Stated task |
Identify the lines that contain the string "States", then copy each of them.

## Start Data records

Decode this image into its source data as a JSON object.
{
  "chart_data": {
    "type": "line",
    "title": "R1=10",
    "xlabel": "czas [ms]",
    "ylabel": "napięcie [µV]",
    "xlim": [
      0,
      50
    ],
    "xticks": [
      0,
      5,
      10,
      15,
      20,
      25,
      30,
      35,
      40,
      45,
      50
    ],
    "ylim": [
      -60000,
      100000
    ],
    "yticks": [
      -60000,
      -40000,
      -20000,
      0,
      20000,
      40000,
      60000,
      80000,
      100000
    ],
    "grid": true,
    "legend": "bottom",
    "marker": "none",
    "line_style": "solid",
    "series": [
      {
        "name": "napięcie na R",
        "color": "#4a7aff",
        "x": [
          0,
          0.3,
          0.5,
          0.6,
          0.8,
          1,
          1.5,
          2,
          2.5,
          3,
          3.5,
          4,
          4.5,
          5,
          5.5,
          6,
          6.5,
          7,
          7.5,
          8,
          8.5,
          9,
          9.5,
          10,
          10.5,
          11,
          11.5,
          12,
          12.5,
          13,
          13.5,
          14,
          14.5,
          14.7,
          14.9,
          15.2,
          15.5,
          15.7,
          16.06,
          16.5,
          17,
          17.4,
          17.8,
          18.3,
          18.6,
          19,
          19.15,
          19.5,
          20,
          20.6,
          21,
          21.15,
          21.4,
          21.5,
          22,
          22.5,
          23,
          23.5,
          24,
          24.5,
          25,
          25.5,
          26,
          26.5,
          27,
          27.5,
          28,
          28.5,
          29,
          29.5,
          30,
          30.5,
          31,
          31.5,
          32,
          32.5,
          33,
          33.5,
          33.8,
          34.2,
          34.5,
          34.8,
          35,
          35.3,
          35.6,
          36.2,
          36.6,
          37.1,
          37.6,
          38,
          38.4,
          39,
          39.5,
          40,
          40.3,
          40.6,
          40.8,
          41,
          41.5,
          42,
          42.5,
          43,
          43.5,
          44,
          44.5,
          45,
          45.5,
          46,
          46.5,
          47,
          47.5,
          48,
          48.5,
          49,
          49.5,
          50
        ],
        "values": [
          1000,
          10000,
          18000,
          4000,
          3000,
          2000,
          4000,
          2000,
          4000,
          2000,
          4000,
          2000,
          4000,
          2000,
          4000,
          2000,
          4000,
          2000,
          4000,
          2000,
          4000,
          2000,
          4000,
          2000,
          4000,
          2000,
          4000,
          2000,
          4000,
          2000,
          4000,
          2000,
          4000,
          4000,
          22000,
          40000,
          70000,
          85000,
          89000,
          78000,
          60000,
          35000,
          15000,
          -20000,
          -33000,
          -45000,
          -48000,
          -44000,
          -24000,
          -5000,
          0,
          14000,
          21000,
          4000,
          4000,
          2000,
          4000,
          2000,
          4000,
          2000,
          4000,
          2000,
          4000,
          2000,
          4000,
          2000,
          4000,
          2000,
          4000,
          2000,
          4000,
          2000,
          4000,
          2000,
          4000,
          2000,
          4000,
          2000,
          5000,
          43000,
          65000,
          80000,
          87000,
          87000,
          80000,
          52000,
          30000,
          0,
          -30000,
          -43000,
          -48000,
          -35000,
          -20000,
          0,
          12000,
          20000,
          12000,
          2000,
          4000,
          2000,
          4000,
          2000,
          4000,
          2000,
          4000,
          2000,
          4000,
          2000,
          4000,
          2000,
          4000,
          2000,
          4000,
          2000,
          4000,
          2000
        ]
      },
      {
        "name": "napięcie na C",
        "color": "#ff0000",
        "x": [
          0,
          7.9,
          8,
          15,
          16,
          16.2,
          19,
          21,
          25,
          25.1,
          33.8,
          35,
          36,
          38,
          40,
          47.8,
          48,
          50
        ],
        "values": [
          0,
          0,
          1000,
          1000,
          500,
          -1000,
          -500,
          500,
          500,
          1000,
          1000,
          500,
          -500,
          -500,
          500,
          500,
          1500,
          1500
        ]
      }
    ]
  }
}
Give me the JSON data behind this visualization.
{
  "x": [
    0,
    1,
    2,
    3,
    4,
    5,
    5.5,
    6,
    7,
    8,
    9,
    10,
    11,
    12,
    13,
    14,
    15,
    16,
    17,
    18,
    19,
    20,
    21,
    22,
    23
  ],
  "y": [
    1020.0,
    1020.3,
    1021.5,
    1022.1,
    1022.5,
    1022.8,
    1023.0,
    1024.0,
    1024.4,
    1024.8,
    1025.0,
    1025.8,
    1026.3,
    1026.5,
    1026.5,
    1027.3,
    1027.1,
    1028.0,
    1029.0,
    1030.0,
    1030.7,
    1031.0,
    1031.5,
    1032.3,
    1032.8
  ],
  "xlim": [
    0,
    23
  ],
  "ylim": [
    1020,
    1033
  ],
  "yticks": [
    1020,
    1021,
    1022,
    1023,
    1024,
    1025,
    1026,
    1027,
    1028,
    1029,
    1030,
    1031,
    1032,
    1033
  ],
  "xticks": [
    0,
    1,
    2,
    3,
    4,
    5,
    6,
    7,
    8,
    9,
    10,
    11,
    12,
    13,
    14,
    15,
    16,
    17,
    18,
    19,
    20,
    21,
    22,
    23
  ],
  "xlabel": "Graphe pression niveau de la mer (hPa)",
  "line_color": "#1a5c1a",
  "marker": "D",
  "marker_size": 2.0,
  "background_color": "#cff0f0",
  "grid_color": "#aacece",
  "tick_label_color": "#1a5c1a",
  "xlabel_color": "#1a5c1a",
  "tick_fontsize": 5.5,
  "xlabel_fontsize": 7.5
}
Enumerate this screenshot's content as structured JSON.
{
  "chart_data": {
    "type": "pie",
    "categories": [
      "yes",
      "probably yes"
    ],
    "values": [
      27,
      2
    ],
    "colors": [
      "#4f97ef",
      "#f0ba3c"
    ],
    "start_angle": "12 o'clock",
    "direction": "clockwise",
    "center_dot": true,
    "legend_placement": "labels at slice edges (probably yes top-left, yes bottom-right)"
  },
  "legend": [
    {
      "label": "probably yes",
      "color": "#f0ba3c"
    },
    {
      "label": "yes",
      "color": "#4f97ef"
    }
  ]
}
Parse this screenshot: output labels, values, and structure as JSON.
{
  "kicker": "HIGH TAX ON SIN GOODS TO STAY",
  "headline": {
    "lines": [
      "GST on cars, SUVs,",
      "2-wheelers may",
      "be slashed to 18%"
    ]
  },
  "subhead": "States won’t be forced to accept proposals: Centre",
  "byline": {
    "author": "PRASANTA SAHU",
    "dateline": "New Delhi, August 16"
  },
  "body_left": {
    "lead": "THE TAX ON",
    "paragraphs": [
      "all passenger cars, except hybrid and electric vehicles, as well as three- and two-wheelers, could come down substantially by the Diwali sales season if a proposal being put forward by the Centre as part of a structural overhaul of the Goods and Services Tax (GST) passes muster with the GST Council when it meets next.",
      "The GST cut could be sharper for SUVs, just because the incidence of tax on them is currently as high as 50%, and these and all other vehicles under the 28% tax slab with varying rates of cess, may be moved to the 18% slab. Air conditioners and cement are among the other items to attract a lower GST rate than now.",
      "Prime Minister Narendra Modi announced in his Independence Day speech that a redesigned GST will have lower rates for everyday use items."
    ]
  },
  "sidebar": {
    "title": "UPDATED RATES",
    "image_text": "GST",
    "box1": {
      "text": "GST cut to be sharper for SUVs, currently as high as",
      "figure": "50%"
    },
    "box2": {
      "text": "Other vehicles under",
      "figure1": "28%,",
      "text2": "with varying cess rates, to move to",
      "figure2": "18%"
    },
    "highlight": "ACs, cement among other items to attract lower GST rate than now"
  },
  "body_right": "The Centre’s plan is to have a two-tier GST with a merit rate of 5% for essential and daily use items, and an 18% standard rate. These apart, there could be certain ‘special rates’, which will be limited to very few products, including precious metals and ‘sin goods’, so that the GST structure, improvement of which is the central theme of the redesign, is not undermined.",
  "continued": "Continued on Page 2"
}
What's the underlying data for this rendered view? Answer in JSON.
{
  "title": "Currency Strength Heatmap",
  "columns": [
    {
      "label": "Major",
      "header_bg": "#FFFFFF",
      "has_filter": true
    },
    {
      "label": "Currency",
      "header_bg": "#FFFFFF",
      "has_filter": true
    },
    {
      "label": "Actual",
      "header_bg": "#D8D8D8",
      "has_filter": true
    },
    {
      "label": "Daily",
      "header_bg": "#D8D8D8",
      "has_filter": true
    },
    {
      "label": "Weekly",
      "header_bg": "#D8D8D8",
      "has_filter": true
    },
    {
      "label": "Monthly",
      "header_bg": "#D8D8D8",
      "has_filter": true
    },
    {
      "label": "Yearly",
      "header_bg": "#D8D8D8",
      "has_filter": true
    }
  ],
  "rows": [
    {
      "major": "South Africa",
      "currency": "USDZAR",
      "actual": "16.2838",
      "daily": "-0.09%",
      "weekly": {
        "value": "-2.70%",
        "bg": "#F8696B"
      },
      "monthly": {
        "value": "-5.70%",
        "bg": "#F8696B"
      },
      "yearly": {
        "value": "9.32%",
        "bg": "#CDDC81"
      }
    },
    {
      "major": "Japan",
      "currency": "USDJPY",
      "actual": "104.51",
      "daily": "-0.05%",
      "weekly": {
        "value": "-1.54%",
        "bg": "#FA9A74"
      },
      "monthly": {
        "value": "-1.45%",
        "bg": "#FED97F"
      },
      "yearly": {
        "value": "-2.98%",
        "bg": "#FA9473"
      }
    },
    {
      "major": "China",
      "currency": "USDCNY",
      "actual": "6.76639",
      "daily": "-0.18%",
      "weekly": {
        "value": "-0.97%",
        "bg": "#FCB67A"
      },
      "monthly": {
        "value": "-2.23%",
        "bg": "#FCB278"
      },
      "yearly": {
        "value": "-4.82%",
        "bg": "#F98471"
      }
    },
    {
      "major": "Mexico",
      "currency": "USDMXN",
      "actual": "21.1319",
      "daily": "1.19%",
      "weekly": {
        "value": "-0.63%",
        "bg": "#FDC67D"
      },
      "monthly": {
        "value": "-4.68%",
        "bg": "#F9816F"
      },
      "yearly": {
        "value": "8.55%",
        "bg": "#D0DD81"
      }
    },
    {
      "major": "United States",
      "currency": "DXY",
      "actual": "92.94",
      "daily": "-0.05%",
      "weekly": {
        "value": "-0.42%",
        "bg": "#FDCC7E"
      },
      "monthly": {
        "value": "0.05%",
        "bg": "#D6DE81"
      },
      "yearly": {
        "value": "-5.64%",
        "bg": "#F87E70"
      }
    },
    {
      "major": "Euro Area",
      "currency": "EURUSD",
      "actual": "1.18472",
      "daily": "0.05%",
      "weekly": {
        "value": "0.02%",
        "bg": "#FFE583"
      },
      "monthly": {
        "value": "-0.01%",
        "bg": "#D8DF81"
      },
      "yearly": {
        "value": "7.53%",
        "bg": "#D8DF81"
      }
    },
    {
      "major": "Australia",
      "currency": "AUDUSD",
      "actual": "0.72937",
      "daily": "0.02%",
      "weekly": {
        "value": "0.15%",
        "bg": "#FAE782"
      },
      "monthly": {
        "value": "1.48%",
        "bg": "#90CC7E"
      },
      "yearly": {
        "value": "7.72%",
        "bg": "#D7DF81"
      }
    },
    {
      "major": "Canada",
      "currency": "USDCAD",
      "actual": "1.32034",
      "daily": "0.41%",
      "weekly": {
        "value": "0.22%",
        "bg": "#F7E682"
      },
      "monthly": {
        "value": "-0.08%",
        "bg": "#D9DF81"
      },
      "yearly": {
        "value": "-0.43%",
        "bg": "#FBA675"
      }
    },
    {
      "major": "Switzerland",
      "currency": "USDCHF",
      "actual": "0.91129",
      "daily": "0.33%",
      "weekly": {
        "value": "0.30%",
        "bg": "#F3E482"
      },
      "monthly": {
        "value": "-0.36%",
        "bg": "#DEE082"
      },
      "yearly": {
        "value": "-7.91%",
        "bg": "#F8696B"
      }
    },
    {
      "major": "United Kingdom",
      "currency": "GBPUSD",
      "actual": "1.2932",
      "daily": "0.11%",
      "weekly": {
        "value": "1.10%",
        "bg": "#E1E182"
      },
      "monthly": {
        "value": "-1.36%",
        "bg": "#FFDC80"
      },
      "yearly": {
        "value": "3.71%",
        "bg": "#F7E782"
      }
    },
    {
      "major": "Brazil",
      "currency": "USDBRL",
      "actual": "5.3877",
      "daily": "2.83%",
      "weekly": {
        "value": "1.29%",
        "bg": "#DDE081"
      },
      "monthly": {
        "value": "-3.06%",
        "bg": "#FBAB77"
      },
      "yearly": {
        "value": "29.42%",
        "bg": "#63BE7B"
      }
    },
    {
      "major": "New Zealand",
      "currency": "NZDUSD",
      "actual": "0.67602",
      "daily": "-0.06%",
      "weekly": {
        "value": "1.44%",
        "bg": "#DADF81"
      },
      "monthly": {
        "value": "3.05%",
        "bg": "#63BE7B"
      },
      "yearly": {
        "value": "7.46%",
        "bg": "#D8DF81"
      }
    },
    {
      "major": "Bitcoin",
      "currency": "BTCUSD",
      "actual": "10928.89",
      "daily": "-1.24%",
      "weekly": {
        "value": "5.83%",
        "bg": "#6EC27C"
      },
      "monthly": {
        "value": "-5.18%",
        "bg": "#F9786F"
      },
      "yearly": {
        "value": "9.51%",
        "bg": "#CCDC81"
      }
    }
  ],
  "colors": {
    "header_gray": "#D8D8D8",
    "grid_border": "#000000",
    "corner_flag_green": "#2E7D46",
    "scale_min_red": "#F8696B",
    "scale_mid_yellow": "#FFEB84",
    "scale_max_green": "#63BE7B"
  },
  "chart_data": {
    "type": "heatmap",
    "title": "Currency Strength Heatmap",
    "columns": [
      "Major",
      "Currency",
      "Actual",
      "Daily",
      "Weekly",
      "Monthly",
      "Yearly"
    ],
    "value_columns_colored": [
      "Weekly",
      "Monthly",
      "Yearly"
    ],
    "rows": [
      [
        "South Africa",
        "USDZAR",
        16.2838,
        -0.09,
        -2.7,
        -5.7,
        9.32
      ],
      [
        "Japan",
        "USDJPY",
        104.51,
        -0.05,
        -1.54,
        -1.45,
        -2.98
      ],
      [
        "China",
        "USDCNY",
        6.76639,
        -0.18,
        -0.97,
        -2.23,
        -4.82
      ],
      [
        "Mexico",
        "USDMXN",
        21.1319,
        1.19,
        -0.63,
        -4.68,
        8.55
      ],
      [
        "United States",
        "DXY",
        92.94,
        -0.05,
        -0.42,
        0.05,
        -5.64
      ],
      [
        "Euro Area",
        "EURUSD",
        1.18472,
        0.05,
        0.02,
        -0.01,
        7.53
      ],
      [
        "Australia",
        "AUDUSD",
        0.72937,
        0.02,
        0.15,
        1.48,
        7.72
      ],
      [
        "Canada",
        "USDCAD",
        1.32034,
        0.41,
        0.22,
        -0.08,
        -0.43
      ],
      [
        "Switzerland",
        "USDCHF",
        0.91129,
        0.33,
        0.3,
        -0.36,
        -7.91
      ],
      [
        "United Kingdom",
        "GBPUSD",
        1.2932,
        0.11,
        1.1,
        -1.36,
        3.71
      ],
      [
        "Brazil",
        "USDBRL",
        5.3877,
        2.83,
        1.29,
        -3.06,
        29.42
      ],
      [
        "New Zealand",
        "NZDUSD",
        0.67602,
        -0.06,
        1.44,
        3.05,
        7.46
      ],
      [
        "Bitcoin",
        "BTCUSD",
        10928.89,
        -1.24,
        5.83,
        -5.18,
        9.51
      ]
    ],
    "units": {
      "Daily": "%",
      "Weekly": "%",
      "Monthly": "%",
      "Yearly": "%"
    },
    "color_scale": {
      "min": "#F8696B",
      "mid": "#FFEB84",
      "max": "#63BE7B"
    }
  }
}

## End Data records

Exercise output |
  "subhead": "States won’t be forced to accept proposals: Centre",
      "major": "United States",
        "United States",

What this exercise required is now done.